■ STATED GOAL:
Return the records word for word. Any pictures in them are not part of the copy.
>> begin AVAILABLE RECORDS
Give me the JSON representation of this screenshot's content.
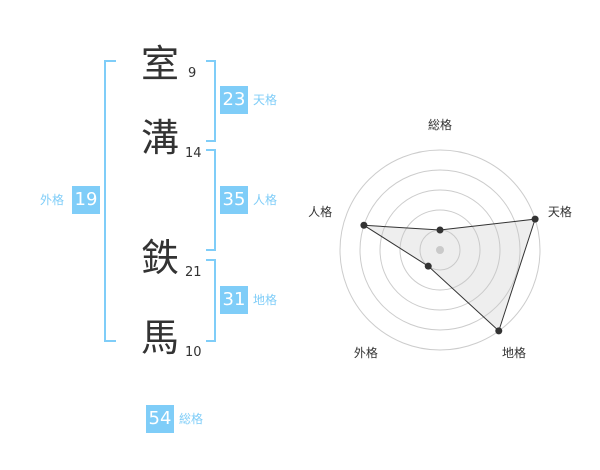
{
  "name_chars": [
    {
      "char": "室",
      "strokes": "9"
    },
    {
      "char": "溝",
      "strokes": "14"
    },
    {
      "char": "鉄",
      "strokes": "21"
    },
    {
      "char": "馬",
      "strokes": "10"
    }
  ],
  "fortunes": {
    "tenkaku": {
      "label": "天格",
      "value": "23"
    },
    "jinkaku": {
      "label": "人格",
      "value": "35"
    },
    "chikaku": {
      "label": "地格",
      "value": "31"
    },
    "gaikaku": {
      "label": "外格",
      "value": "19"
    },
    "soukaku": {
      "label": "総格",
      "value": "54"
    }
  },
  "accent_color": "#7fcdf8",
  "chart_data": {
    "type": "radar",
    "axes": [
      "総格",
      "天格",
      "地格",
      "外格",
      "人格"
    ],
    "values": [
      1,
      5,
      5,
      1,
      4
    ],
    "max": 5,
    "rings": 5
  }
}
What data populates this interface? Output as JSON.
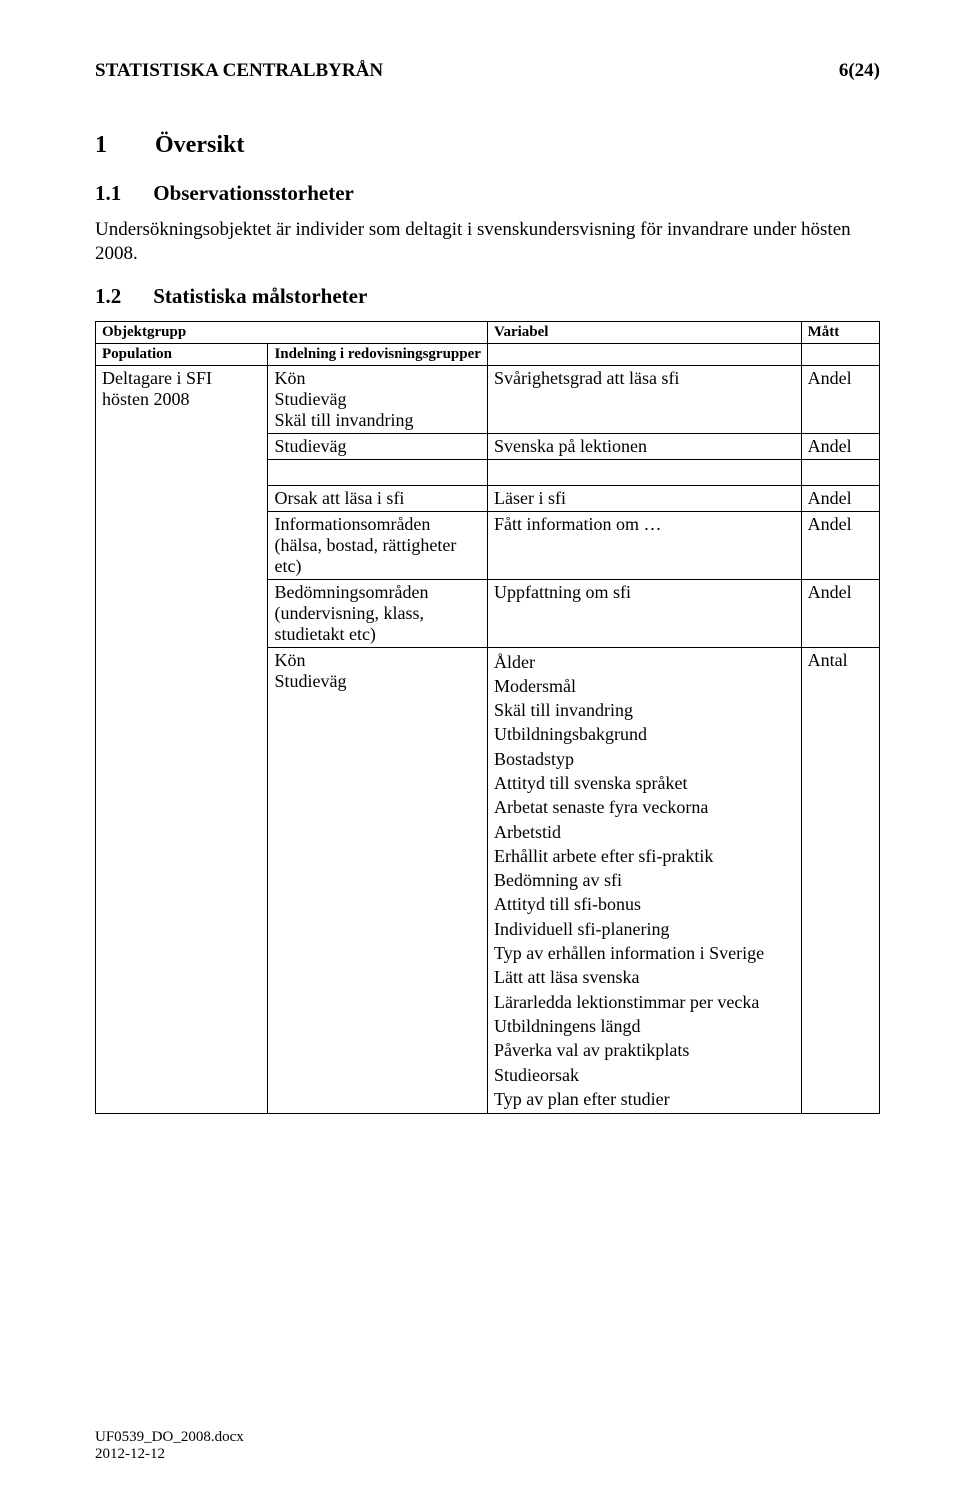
{
  "header": {
    "org": "STATISTISKA CENTRALBYRÅN",
    "pageno": "6(24)"
  },
  "section1": {
    "num": "1",
    "title": "Översikt"
  },
  "section11": {
    "num": "1.1",
    "title": "Observationsstorheter",
    "text": "Undersökningsobjektet är individer som deltagit i svenskundersvisning för invandrare under hösten 2008."
  },
  "section12": {
    "num": "1.2",
    "title": "Statistiska målstorheter"
  },
  "table": {
    "headers": {
      "a": "Objektgrupp",
      "b": "Variabel",
      "c": "Mått"
    },
    "sub_a": "Population",
    "sub_b": "Indelning i redovisningsgrupper",
    "population": "Deltagare i SFI hösten 2008",
    "rows": [
      {
        "b": "Kön\nStudieväg\nSkäl till invandring",
        "c": "Svårighetsgrad att läsa sfi",
        "d": "Andel"
      },
      {
        "b": "Studieväg",
        "c": "Svenska på lektionen",
        "d": "Andel"
      },
      {
        "b": "Orsak att läsa i sfi",
        "c": "Läser i sfi",
        "d": "Andel"
      },
      {
        "b": "Informationsområden (hälsa, bostad, rättigheter etc)",
        "c": "Fått information om …",
        "d": "Andel"
      },
      {
        "b": "Bedömningsområden (undervisning, klass, studietakt etc)",
        "c": "Uppfattning om sfi",
        "d": "Andel"
      },
      {
        "b": "Kön\nStudieväg",
        "d": "Antal",
        "c_list": [
          "Ålder",
          "Modersmål",
          "Skäl till invandring",
          "Utbildningsbakgrund",
          "Bostadstyp",
          "Attityd till svenska språket",
          "Arbetat senaste fyra veckorna",
          "Arbetstid",
          "Erhållit arbete efter sfi-praktik",
          "Bedömning av sfi",
          "Attityd till sfi-bonus",
          "Individuell sfi-planering",
          "Typ av erhållen information i Sverige",
          "Lätt att läsa svenska",
          "Lärarledda lektionstimmar per vecka",
          "Utbildningens längd",
          "Påverka val av praktikplats",
          "Studieorsak",
          "Typ av plan efter studier"
        ]
      }
    ]
  },
  "footer": {
    "filename": "UF0539_DO_2008.docx",
    "date": "2012-12-12"
  }
}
>> end AVAILABLE RECORDS
■ THE COMPLETED TASK:
Give me the JSON representation of this screenshot's content.
{
  "name_chars": [
    {
      "char": "室",
      "strokes": "9"
    },
    {
      "char": "溝",
      "strokes": "14"
    },
    {
      "char": "鉄",
      "strokes": "21"
    },
    {
      "char": "馬",
      "strokes": "10"
    }
  ],
  "fortunes": {
    "tenkaku": {
      "label": "天格",
      "value": "23"
    },
    "jinkaku": {
      "label": "人格",
      "value": "35"
    },
    "chikaku": {
      "label": "地格",
      "value": "31"
    },
    "gaikaku": {
      "label": "外格",
      "value": "19"
    },
    "soukaku": {
      "label": "総格",
      "value": "54"
    }
  },
  "accent_color": "#7fcdf8",
  "chart_data": {
    "type": "radar",
    "axes": [
      "総格",
      "天格",
      "地格",
      "外格",
      "人格"
    ],
    "values": [
      1,
      5,
      5,
      1,
      4
    ],
    "max": 5,
    "rings": 5
  }
}
What data populates this interface? Output as JSON.
{
  "header": {
    "org": "STATISTISKA CENTRALBYRÅN",
    "pageno": "6(24)"
  },
  "section1": {
    "num": "1",
    "title": "Översikt"
  },
  "section11": {
    "num": "1.1",
    "title": "Observationsstorheter",
    "text": "Undersökningsobjektet är individer som deltagit i svenskundersvisning för invandrare under hösten 2008."
  },
  "section12": {
    "num": "1.2",
    "title": "Statistiska målstorheter"
  },
  "table": {
    "headers": {
      "a": "Objektgrupp",
      "b": "Variabel",
      "c": "Mått"
    },
    "sub_a": "Population",
    "sub_b": "Indelning i redovisningsgrupper",
    "population": "Deltagare i SFI hösten 2008",
    "rows": [
      {
        "b": "Kön\nStudieväg\nSkäl till invandring",
        "c": "Svårighetsgrad att läsa sfi",
        "d": "Andel"
      },
      {
        "b": "Studieväg",
        "c": "Svenska på lektionen",
        "d": "Andel"
      },
      {
        "b": "Orsak att läsa i sfi",
        "c": "Läser i sfi",
        "d": "Andel"
      },
      {
        "b": "Informationsområden (hälsa, bostad, rättigheter etc)",
        "c": "Fått information om …",
        "d": "Andel"
      },
      {
        "b": "Bedömningsområden (undervisning, klass, studietakt etc)",
        "c": "Uppfattning om sfi",
        "d": "Andel"
      },
      {
        "b": "Kön\nStudieväg",
        "d": "Antal",
        "c_list": [
          "Ålder",
          "Modersmål",
          "Skäl till invandring",
          "Utbildningsbakgrund",
          "Bostadstyp",
          "Attityd till svenska språket",
          "Arbetat senaste fyra veckorna",
          "Arbetstid",
          "Erhållit arbete efter sfi-praktik",
          "Bedömning av sfi",
          "Attityd till sfi-bonus",
          "Individuell sfi-planering",
          "Typ av erhållen information i Sverige",
          "Lätt att läsa svenska",
          "Lärarledda lektionstimmar per vecka",
          "Utbildningens längd",
          "Påverka val av praktikplats",
          "Studieorsak",
          "Typ av plan efter studier"
        ]
      }
    ]
  },
  "footer": {
    "filename": "UF0539_DO_2008.docx",
    "date": "2012-12-12"
  }
}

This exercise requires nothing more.